• [Required task]
Do not include the pictures; repeat the rest of the data exactly.

(Source records)
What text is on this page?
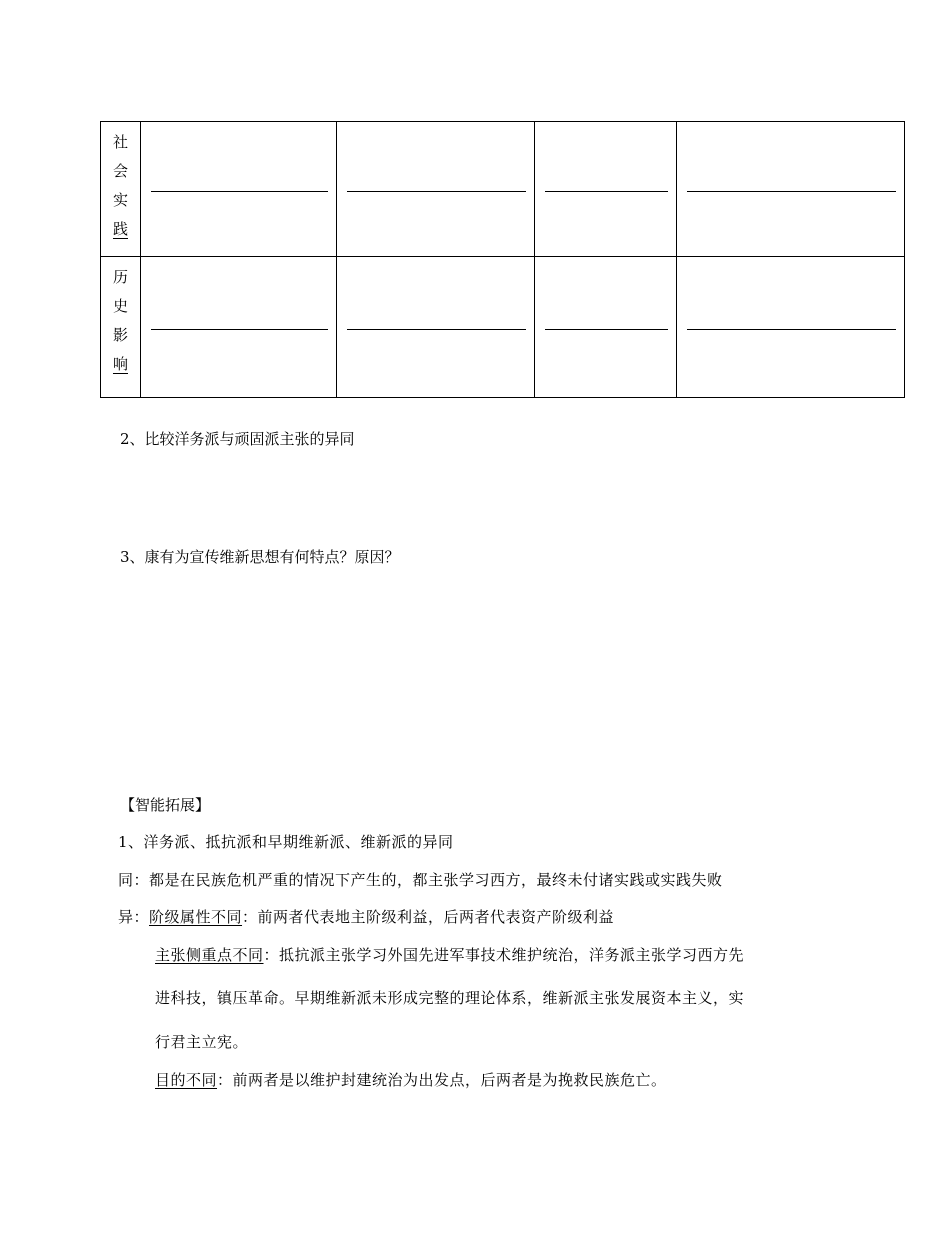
社
会
实
践				

历
史
影
响				

2、比较洋务派与顽固派主张的异同
3、康有为宣传维新思想有何特点？原因？
【智能拓展】
1、洋务派、抵抗派和早期维新派、维新派的异同
同：都是在民族危机严重的情况下产生的，都主张学习西方，最终未付诸实践或实践失败
异：阶级属性不同：前两者代表地主阶级利益，后两者代表资产阶级利益
主张侧重点不同：抵抗派主张学习外国先进军事技术维护统治，洋务派主张学习西方先
进科技，镇压革命。早期维新派未形成完整的理论体系，维新派主张发展资本主义，实
行君主立宪。
目的不同：前两者是以维护封建统治为出发点，后两者是为挽救民族危亡。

• [Written response]
What text is on this page?
社
会
实
践				

历
史
影
响				

2、比较洋务派与顽固派主张的异同
3、康有为宣传维新思想有何特点？原因？
【智能拓展】
1、洋务派、抵抗派和早期维新派、维新派的异同
同：都是在民族危机严重的情况下产生的，都主张学习西方，最终未付诸实践或实践失败
异：阶级属性不同：前两者代表地主阶级利益，后两者代表资产阶级利益
主张侧重点不同：抵抗派主张学习外国先进军事技术维护统治，洋务派主张学习西方先
进科技，镇压革命。早期维新派未形成完整的理论体系，维新派主张发展资本主义，实
行君主立宪。
目的不同：前两者是以维护封建统治为出发点，后两者是为挽救民族危亡。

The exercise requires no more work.